GIVEN REQUEST -> Sift the listing for lines that hold the string "actually" and pull them out.

Raw records:
------------------------------

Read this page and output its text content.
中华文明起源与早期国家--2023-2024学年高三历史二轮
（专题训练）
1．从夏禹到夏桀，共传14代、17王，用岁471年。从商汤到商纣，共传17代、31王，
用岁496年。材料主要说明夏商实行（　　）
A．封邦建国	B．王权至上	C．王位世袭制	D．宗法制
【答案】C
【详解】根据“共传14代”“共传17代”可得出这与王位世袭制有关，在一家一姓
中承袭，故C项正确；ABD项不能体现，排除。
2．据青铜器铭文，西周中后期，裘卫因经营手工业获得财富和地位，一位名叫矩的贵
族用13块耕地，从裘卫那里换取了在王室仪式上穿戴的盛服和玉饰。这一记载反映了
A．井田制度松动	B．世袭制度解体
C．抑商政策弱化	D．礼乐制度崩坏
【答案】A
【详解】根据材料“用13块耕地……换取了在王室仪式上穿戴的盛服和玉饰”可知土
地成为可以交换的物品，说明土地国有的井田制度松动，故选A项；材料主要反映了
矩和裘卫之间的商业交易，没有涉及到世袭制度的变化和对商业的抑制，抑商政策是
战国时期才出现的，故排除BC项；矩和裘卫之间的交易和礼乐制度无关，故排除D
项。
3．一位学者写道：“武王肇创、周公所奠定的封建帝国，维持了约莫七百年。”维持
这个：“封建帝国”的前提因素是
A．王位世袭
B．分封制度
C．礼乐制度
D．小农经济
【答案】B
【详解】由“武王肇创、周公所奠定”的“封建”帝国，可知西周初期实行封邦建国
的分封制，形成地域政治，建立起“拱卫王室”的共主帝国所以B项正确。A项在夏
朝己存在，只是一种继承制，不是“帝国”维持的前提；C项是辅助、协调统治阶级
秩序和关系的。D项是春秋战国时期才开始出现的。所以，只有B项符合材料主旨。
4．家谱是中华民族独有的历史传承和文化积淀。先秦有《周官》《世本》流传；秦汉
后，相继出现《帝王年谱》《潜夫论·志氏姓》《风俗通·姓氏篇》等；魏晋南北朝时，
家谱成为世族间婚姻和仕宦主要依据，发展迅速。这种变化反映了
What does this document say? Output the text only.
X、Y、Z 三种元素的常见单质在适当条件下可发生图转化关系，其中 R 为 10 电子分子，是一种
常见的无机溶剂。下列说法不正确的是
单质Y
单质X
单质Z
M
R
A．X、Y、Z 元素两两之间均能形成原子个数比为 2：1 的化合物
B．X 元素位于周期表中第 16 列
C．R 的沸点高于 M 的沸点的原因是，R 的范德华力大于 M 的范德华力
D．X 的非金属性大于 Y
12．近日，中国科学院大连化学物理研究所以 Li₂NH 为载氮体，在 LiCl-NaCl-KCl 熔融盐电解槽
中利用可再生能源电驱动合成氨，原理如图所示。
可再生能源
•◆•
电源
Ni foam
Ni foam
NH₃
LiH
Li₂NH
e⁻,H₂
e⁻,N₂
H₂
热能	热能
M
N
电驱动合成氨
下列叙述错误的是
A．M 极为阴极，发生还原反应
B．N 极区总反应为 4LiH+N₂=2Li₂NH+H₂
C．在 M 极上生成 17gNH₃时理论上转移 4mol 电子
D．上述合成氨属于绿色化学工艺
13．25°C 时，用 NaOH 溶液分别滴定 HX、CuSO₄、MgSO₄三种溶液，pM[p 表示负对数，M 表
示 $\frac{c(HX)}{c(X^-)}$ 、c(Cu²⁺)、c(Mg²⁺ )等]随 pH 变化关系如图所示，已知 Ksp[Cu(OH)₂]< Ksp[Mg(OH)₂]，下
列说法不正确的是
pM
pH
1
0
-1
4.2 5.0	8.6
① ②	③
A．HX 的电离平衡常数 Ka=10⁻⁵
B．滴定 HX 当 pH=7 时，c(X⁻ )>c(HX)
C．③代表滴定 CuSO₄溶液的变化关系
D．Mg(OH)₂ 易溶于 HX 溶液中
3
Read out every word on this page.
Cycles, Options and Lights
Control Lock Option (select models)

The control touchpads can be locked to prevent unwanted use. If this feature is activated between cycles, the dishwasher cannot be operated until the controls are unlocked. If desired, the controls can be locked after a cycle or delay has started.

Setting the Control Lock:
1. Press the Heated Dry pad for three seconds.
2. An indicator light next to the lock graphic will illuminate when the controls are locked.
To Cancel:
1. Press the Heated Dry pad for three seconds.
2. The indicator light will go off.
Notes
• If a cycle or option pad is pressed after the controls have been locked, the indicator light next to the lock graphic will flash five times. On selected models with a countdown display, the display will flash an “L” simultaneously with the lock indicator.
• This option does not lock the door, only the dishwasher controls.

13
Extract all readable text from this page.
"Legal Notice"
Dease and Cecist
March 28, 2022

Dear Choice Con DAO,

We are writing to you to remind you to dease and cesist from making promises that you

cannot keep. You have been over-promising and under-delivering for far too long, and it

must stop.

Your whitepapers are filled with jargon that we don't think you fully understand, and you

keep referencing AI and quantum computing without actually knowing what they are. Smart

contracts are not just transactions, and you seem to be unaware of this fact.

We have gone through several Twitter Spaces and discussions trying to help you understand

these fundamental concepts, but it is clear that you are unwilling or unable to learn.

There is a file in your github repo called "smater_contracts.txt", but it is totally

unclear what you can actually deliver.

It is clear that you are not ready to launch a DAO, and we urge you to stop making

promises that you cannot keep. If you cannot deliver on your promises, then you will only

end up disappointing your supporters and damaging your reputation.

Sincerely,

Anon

------------------------------

RIGHT ANSWER ->
keep referencing AI and quantum computing without actually knowing what they are. Smart
unclear what you can actually deliver.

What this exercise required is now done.